--- Quoted passage ---

+===+

Congratulations!! You have now implemented your cool new bandit policy. Next, let’s move onto running this for real!

3. Testing the Bandit Algorithm

The previous sections introduced the new bandit algorithm to the public API and implemented the underlying policy. What remains to be seen is to use this new algorithm and assess how it performs in action.

Start by creating a new Python file called test_mycoolbandit.py under the /tests folder to implement a class called MyCoolBanditTest. This class inherits from the BaseTest class which extends the unittest framework.

This is where we will implement unit tests to make sure our new bandit policy performs as expected. Every test starts with the test_ prefix followed by some descriptive name.

from tests.test_base import BaseTest

class MyCoolBanditTest(BaseTest):

    # First, implement a simple case using the Public API you created in the first section
    # Utilize the self.predict() utility wrapper method from base test to create test cases quickly
    # When is_predict flag is set to True it returns the predicted arm
    def test_simple_usecase_arm(self):
        arm, mab = self.predict(arms=[1, 2],
                                decisions=[1, 1, 1, 2, 2, 2],
                                rewards=[1, 1, 1, 1, 1, 1],
                                learning_policy=LearningPolicy._MyCoolPolicy(),
                                seed=123456,
                                num_run=1,
                                is_predict=True)

        # Assert the predicted arm
        self.assertEqual(arm, 1)

    # When is_predict flag is set to False it returns the arm_to_prediction
    def test_simple_usecase_expectation(self):
        exp, mab = self.predict(arms=[1, 2],
                                decisions=[1, 1, 1, 2, 2, 2],
                                rewards=[1, 1, 1, 1, 1, 1],
                                learning_policy=LearningPolicy._MyCoolPolicy(),
                                seed=123456,
                                num_run=1,
                                is_predict=False)

        # Assert the arm expectations
        self.assertDictEqual({1: 0, 2:0}, exp)

    def test_zero_rewards(self):
        # Test zero/negative rewards

    def test_my_parameter(self):
        # Test how you parameters such as my_parameter
        # effect the behavior of your policy

    def test_within_neighborhood_policy(self):
        # Test your new learning policy within a
        # neighborhood policy when contexts are available.

+===+

--- Entries ---
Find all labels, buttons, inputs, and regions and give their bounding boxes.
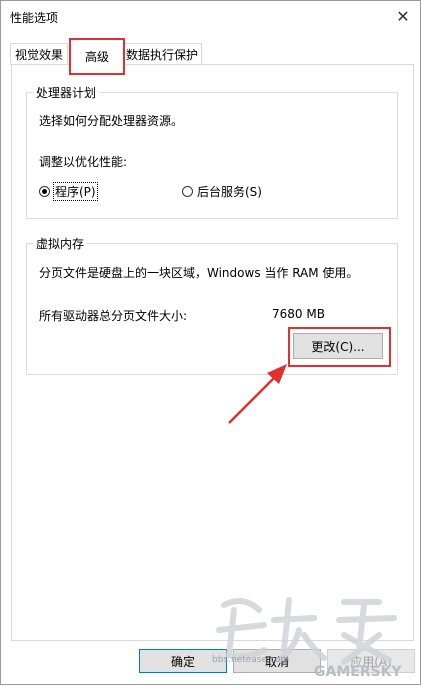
tab-advanced[interactable]: 高级	[69, 38, 125, 75]
button-label: 取消	[264, 654, 289, 669]
button-label: 确定	[170, 654, 195, 669]
red-arrow-icon	[228, 364, 287, 424]
ok-button[interactable]: 确定	[139, 649, 227, 673]
performance-options-window: 性能选项 ✕ 视觉效果 高级 数据执行保护 处理器计划 选择如何分配处理器资源。…	[0, 0, 421, 685]
button-label: 应用(A)	[350, 654, 392, 669]
apply-button[interactable]: 应用(A)	[327, 649, 415, 673]
tab-label: 高级	[84, 50, 109, 64]
cancel-button[interactable]: 取消	[233, 649, 321, 673]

+===+

--- Tasks and exercises ---
1. Retype every row in Block 1 word for word, omitting the picture line.
2. Extend the bandit testing tutorial, starting after its final line.
The bandit testing tutorial and the rows in Block 1 have nothing to do with each other.

--- Task answers ---
1.
Find all labels, buttons, inputs, and regions and give their bounding boxes.
tab-advanced[interactable]: 高级	[69, 38, 125, 75]
button-label: 取消	[264, 654, 289, 669]
button-label: 确定	[170, 654, 195, 669]
red-arrow-icon	[228, 364, 287, 424]
ok-button[interactable]: 确定	[139, 649, 227, 673]
performance-options-window: 性能选项 ✕ 视觉效果 高级 数据执行保护 处理器计划 选择如何分配处理器资源。…	[0, 0, 421, 685]
button-label: 应用(A)	[350, 654, 392, 669]
apply-button[interactable]: 应用(A)	[327, 649, 415, 673]
tab-label: 高级	[84, 50, 109, 64]
cancel-button[interactable]: 取消	[233, 649, 321, 673]

2.
    def test_fit_twice(self):
        # Test for two successive fit operation
        # Assert that training from scratch is done properly

    def test_partial_fit(self):
        # Test for one fit operation followed by partial_fit operation
        # Assert that online training is done properly

    def test_unused_arm(self):
        # Test the case when an arm remains unused
        # Or when an arm has no corresponding decision or reward

    def test_add_new_arm(self):
        # Test adding a new arm and assert that it is handled properly

    def test_remove_existing_arm(self):
        # Test removing an arm and assert that it is handled properly

    def test_parallelization(self):
        # Test how parallelization behaves for your new bandit using the n_jobs param

    def test_warm_start(self):
        # Test warm start can be executed
        # Assert warm start behavior is as expected

    def test_input_types(self):
        # Test different input types such as
        # strings for arms, data series or numpy arrays for decisions and rewards

To strengthen your test suite, consider other unittests with different number of arms, decisions and rewards to assert that your bandit behaves correctly.

Add corresponding unittests in test_invalid.py to validate the parameters that are passed to your _MyCoolPolicy class.

Congratulations!! You are now ready to share your new cool policy with everyone. Next, let’s send a pull request for code review.

4. Sending a Pull Request

The previous sections finalized the implementation of your cool new policy. This is no small step and deserves its own victory dance! Now it is time to share it with everyone in the world by sending a pull request so that your code can be merged to the master branch.

Preparing a pull request typically involves the following steps:

  1. Add a note about your changes in the CHANGELOG.txt.

  2. Update the library version. You can use a keyword search for “version” to make sure you cover all version fields.

  3. Update the README.md, if necessary.

  4. Update the documentation rst files under the /docsrc folder , if necessary.

  5. If you update any documentation, make sure to recompile the docs by running make github under the /docsrc folder. If you have mabwiser installed and it isn’t in development mode, you will need to uninstall it, as Sphinx first looks for an installed version before using the local package. To install in development mode use pip install -e.

Congratulations!! You are ready to send a Pull Request and include your changes in the MABWiser library. How cool is that? :)